[Required work] Repeat all of the material exactly as given.

[Records for this task]
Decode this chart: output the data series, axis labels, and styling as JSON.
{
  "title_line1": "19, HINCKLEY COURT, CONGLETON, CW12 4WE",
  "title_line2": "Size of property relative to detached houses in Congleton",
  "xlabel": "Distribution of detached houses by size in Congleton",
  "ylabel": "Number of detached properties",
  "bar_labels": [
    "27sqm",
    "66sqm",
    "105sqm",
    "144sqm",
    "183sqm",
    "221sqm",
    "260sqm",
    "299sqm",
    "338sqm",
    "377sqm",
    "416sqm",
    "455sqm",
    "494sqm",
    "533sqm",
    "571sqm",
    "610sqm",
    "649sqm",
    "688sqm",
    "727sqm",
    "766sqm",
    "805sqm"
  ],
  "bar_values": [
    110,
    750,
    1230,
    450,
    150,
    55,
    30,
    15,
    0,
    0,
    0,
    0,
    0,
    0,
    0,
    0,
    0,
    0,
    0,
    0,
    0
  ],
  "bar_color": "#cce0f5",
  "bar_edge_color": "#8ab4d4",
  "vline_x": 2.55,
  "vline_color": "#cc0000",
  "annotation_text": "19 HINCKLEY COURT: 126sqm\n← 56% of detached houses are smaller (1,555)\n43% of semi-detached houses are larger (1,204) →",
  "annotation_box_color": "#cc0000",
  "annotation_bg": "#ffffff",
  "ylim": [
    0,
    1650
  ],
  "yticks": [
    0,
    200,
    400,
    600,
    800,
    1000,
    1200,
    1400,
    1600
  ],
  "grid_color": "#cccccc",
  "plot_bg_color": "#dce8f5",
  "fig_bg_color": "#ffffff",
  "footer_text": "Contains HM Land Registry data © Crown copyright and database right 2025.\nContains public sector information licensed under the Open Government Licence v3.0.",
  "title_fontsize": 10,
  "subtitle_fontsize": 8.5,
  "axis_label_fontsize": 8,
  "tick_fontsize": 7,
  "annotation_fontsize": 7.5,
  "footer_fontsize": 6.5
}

[Complete answer]
Decode this chart: output the data series, axis labels, and styling as JSON.
{
  "title_line1": "19, HINCKLEY COURT, CONGLETON, CW12 4WE",
  "title_line2": "Size of property relative to detached houses in Congleton",
  "xlabel": "Distribution of detached houses by size in Congleton",
  "ylabel": "Number of detached properties",
  "bar_labels": [
    "27sqm",
    "66sqm",
    "105sqm",
    "144sqm",
    "183sqm",
    "221sqm",
    "260sqm",
    "299sqm",
    "338sqm",
    "377sqm",
    "416sqm",
    "455sqm",
    "494sqm",
    "533sqm",
    "571sqm",
    "610sqm",
    "649sqm",
    "688sqm",
    "727sqm",
    "766sqm",
    "805sqm"
  ],
  "bar_values": [
    110,
    750,
    1230,
    450,
    150,
    55,
    30,
    15,
    0,
    0,
    0,
    0,
    0,
    0,
    0,
    0,
    0,
    0,
    0,
    0,
    0
  ],
  "bar_color": "#cce0f5",
  "bar_edge_color": "#8ab4d4",
  "vline_x": 2.55,
  "vline_color": "#cc0000",
  "annotation_text": "19 HINCKLEY COURT: 126sqm\n← 56% of detached houses are smaller (1,555)\n43% of semi-detached houses are larger (1,204) →",
  "annotation_box_color": "#cc0000",
  "annotation_bg": "#ffffff",
  "ylim": [
    0,
    1650
  ],
  "yticks": [
    0,
    200,
    400,
    600,
    800,
    1000,
    1200,
    1400,
    1600
  ],
  "grid_color": "#cccccc",
  "plot_bg_color": "#dce8f5",
  "fig_bg_color": "#ffffff",
  "footer_text": "Contains HM Land Registry data © Crown copyright and database right 2025.\nContains public sector information licensed under the Open Government Licence v3.0.",
  "title_fontsize": 10,
  "subtitle_fontsize": 8.5,
  "axis_label_fontsize": 8,
  "tick_fontsize": 7,
  "annotation_fontsize": 7.5,
  "footer_fontsize": 6.5
}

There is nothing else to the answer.